## [WHAT TO DO]
Read the lines that follow and pick out every one containing the word "icon".

★ ★ ★ ★ ★ ★ ★

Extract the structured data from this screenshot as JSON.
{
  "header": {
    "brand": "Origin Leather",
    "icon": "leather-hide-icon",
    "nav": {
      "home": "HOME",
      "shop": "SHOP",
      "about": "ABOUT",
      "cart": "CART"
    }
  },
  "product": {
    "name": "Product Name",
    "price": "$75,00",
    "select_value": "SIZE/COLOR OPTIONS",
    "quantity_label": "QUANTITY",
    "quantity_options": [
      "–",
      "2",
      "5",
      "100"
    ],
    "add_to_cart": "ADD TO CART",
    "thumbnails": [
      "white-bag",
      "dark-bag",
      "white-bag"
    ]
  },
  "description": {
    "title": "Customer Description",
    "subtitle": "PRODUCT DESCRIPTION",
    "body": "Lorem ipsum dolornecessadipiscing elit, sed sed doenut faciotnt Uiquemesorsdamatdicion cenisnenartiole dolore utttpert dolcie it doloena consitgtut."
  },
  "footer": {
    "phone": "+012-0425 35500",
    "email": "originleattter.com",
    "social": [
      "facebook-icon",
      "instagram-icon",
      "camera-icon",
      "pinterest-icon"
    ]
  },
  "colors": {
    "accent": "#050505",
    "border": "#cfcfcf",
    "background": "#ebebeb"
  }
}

★ ★ ★ ★ ★ ★ ★

## [EXERCISE OUTPUT]
    "icon": "leather-hide-icon",
      "facebook-icon",
      "instagram-icon",
      "camera-icon",
      "pinterest-icon"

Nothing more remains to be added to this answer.